YOUR GOAL —
Return all lines that include the string "TradingView".

LISTED ENTRIES —
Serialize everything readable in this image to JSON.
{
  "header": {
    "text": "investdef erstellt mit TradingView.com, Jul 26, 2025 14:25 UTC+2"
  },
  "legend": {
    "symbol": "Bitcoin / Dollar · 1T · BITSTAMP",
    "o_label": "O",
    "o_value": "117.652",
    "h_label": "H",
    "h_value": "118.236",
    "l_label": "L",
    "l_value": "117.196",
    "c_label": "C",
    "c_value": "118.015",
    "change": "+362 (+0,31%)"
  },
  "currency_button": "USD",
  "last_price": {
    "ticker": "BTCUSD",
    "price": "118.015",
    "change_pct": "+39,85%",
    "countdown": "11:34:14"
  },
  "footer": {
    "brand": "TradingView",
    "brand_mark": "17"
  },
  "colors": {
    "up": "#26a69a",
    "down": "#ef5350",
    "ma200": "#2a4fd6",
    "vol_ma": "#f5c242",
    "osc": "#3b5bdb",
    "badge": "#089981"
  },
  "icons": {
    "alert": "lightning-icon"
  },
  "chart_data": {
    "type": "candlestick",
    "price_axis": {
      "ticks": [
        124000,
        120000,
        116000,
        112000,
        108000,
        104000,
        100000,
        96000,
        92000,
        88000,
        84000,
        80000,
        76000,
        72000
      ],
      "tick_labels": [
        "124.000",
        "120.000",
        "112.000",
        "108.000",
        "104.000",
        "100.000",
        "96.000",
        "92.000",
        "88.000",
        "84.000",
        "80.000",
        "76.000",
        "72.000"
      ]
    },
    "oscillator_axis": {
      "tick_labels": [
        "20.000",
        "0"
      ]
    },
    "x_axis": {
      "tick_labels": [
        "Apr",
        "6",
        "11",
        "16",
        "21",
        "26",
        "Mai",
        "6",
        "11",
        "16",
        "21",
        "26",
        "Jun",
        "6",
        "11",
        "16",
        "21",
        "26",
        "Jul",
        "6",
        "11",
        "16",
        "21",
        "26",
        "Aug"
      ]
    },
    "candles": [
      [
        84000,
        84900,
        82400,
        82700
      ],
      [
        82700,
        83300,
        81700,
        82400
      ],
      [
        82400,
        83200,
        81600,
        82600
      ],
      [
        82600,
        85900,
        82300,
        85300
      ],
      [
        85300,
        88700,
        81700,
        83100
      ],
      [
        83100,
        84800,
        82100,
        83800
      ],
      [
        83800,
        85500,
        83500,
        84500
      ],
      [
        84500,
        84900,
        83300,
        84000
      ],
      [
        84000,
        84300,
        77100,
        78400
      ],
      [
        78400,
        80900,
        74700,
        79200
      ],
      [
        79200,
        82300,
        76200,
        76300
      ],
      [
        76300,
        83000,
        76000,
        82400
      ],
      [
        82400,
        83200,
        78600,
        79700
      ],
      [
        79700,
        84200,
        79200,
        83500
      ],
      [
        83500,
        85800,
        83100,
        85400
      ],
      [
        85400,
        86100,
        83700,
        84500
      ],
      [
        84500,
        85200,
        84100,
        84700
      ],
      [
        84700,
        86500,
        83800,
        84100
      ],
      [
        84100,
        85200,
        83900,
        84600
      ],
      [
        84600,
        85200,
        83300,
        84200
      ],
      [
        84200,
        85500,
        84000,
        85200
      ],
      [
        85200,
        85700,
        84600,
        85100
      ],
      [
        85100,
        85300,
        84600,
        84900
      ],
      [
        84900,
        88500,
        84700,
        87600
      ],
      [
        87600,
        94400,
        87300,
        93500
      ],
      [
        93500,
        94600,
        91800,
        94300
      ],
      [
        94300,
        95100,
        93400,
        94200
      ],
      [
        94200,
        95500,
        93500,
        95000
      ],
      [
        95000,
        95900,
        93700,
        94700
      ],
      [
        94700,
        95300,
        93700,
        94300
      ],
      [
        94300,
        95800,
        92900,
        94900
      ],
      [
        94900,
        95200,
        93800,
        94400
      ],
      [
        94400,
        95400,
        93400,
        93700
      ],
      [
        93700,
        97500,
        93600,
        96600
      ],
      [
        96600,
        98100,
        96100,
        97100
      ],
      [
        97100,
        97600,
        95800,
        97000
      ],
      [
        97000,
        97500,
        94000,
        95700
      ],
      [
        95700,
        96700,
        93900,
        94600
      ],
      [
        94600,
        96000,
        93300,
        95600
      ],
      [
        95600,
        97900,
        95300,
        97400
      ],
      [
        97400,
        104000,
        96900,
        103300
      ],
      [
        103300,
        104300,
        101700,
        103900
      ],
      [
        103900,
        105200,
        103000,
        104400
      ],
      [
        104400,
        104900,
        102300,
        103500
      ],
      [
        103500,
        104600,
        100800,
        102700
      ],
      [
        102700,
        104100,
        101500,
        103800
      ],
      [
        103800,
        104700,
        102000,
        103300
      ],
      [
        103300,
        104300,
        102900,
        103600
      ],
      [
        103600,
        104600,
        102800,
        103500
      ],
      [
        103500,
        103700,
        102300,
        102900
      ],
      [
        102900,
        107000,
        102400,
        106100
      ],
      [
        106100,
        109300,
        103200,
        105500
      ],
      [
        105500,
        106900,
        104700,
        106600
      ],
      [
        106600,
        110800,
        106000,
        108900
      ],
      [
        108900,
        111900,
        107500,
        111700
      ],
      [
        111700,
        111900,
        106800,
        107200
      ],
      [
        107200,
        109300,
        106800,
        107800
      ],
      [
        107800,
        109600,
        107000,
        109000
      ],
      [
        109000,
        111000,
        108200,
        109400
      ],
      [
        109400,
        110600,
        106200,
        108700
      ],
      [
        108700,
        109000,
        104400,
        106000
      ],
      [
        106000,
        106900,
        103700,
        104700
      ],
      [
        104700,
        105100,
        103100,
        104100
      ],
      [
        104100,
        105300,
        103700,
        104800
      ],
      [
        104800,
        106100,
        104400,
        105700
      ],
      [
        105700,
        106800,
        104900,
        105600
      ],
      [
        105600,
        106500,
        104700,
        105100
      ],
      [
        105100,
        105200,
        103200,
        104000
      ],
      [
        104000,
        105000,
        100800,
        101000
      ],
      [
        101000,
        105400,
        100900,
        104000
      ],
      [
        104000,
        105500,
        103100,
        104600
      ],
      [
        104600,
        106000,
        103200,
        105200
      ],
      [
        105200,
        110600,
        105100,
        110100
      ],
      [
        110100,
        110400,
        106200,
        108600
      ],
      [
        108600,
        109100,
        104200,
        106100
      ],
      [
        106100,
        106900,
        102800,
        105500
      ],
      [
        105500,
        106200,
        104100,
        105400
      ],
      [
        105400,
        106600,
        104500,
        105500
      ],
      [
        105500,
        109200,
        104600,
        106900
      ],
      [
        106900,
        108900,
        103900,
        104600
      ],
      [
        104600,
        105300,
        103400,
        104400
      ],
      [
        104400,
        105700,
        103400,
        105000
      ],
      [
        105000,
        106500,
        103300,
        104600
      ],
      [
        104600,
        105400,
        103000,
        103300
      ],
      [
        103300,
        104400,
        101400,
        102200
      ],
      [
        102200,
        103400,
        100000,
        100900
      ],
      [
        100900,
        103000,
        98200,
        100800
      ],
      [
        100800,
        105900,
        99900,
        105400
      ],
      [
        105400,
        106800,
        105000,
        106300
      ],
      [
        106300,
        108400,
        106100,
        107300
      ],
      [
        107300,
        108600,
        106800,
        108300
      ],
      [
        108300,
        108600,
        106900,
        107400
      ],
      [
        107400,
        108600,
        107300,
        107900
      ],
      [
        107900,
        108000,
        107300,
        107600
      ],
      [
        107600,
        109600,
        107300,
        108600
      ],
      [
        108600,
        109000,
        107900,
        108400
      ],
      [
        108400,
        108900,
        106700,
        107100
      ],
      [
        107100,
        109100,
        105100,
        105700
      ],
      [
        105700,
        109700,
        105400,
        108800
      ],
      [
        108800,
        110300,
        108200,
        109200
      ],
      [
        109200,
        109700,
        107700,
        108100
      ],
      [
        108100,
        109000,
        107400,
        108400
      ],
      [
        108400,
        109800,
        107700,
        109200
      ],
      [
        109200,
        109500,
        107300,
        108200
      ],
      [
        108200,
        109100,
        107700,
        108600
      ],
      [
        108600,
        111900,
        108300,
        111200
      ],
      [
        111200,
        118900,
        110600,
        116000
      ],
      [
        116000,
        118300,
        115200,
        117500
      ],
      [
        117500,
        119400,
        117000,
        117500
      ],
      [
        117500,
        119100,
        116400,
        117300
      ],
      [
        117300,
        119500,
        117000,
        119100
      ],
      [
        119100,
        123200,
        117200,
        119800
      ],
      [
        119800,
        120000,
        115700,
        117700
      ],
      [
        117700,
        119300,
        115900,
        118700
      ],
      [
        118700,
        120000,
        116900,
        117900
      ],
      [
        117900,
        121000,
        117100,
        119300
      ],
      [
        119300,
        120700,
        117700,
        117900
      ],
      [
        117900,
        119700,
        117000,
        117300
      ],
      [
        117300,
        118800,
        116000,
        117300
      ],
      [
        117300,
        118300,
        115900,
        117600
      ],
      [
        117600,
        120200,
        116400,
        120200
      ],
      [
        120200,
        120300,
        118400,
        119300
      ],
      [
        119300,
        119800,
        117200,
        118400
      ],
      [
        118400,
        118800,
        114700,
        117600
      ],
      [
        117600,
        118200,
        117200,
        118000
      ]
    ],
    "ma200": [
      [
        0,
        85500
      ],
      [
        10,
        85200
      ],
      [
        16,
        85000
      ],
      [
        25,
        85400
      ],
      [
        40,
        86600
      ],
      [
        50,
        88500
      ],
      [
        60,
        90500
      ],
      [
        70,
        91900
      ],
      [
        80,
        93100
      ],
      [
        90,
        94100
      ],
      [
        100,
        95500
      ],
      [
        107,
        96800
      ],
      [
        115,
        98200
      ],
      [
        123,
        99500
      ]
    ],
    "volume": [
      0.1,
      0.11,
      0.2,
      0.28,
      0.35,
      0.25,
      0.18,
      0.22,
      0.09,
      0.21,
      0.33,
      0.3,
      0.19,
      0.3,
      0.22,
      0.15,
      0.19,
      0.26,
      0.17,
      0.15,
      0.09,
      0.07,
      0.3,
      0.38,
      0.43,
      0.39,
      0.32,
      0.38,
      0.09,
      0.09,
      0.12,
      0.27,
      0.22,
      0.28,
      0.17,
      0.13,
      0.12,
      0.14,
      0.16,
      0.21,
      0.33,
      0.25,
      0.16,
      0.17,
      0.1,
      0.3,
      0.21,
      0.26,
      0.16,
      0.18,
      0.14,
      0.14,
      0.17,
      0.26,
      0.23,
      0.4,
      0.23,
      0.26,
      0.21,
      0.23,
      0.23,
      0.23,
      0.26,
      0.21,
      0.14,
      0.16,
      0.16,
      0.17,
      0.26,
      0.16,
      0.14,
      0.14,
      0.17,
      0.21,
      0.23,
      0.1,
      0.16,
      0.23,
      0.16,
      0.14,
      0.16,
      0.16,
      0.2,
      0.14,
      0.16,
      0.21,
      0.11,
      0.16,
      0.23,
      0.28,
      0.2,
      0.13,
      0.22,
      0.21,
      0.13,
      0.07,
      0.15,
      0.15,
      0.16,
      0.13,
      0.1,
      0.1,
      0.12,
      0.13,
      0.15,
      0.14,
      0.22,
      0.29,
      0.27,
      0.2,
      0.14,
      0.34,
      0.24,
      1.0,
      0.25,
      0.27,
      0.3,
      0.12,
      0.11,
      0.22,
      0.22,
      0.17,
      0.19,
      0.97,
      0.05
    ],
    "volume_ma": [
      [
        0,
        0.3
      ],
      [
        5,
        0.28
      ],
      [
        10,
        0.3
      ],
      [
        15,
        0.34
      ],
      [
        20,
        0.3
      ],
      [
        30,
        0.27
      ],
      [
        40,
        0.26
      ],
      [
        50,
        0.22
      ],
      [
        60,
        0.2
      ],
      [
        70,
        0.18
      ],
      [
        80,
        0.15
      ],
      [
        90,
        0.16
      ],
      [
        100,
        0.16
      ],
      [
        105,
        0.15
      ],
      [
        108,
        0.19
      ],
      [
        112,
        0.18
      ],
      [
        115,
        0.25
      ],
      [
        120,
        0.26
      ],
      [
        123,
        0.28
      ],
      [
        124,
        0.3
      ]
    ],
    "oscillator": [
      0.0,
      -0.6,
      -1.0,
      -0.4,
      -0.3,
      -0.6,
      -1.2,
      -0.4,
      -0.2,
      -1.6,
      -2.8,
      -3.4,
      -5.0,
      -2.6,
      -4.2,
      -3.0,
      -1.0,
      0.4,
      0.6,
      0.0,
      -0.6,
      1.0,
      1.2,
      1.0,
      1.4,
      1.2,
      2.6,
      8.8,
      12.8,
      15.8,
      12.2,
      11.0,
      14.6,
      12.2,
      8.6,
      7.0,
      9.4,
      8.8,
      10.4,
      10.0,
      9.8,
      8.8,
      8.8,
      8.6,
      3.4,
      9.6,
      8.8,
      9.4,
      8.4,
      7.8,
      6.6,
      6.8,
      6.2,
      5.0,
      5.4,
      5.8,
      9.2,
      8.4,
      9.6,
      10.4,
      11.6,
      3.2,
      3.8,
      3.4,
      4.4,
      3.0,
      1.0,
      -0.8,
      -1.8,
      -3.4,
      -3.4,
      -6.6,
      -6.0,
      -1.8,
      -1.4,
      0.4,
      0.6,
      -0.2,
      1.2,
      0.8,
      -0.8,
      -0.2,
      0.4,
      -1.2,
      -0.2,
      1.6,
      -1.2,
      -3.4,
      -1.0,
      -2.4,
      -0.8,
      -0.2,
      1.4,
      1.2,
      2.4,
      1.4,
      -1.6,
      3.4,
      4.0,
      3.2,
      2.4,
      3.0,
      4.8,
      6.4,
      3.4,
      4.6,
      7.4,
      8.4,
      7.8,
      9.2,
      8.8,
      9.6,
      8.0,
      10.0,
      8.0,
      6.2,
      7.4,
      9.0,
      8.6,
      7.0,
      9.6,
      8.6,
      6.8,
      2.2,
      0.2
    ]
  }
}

RESPONSE —
    "text": "investdef erstellt mit TradingView.com, Jul 26, 2025 14:25 UTC+2"
    "brand": "TradingView",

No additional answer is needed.